Data records:

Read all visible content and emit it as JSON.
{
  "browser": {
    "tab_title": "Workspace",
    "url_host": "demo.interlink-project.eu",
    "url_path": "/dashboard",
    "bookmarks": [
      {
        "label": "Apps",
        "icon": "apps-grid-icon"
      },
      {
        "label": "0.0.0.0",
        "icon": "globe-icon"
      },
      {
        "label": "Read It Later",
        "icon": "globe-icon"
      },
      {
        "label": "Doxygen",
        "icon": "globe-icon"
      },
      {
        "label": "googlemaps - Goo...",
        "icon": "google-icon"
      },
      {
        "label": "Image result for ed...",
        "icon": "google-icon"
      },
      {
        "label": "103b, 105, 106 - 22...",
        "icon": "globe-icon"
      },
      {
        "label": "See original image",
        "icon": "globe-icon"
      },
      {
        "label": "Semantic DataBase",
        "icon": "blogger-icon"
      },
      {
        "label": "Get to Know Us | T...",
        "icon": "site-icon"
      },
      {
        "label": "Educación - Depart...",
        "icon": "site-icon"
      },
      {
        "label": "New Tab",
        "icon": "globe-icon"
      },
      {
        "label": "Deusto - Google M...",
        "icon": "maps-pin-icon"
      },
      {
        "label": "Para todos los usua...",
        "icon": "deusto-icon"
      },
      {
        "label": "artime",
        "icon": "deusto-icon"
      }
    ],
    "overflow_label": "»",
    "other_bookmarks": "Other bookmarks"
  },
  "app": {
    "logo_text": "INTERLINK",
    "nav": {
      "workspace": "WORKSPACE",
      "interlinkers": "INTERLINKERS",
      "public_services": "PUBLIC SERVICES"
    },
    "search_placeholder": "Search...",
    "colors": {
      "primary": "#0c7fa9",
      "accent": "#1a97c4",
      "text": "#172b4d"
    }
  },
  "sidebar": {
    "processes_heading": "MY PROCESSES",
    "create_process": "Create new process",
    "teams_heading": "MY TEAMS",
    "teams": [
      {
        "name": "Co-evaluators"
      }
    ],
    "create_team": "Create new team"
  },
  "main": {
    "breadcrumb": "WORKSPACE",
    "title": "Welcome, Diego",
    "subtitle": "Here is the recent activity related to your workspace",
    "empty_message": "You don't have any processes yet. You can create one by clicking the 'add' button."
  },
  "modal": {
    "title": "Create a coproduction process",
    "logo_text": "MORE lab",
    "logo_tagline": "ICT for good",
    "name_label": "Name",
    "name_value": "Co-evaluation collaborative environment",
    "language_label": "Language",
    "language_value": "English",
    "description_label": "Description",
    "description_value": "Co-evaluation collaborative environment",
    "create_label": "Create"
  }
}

• REQUIREMENTS
Show the data once more, exactly as it was written.

• THE ANSWER
Read all visible content and emit it as JSON.
{
  "browser": {
    "tab_title": "Workspace",
    "url_host": "demo.interlink-project.eu",
    "url_path": "/dashboard",
    "bookmarks": [
      {
        "label": "Apps",
        "icon": "apps-grid-icon"
      },
      {
        "label": "0.0.0.0",
        "icon": "globe-icon"
      },
      {
        "label": "Read It Later",
        "icon": "globe-icon"
      },
      {
        "label": "Doxygen",
        "icon": "globe-icon"
      },
      {
        "label": "googlemaps - Goo...",
        "icon": "google-icon"
      },
      {
        "label": "Image result for ed...",
        "icon": "google-icon"
      },
      {
        "label": "103b, 105, 106 - 22...",
        "icon": "globe-icon"
      },
      {
        "label": "See original image",
        "icon": "globe-icon"
      },
      {
        "label": "Semantic DataBase",
        "icon": "blogger-icon"
      },
      {
        "label": "Get to Know Us | T...",
        "icon": "site-icon"
      },
      {
        "label": "Educación - Depart...",
        "icon": "site-icon"
      },
      {
        "label": "New Tab",
        "icon": "globe-icon"
      },
      {
        "label": "Deusto - Google M...",
        "icon": "maps-pin-icon"
      },
      {
        "label": "Para todos los usua...",
        "icon": "deusto-icon"
      },
      {
        "label": "artime",
        "icon": "deusto-icon"
      }
    ],
    "overflow_label": "»",
    "other_bookmarks": "Other bookmarks"
  },
  "app": {
    "logo_text": "INTERLINK",
    "nav": {
      "workspace": "WORKSPACE",
      "interlinkers": "INTERLINKERS",
      "public_services": "PUBLIC SERVICES"
    },
    "search_placeholder": "Search...",
    "colors": {
      "primary": "#0c7fa9",
      "accent": "#1a97c4",
      "text": "#172b4d"
    }
  },
  "sidebar": {
    "processes_heading": "MY PROCESSES",
    "create_process": "Create new process",
    "teams_heading": "MY TEAMS",
    "teams": [
      {
        "name": "Co-evaluators"
      }
    ],
    "create_team": "Create new team"
  },
  "main": {
    "breadcrumb": "WORKSPACE",
    "title": "Welcome, Diego",
    "subtitle": "Here is the recent activity related to your workspace",
    "empty_message": "You don't have any processes yet. You can create one by clicking the 'add' button."
  },
  "modal": {
    "title": "Create a coproduction process",
    "logo_text": "MORE lab",
    "logo_tagline": "ICT for good",
    "name_label": "Name",
    "name_value": "Co-evaluation collaborative environment",
    "language_label": "Language",
    "language_value": "English",
    "description_label": "Description",
    "description_value": "Co-evaluation collaborative environment",
    "create_label": "Create"
  }
}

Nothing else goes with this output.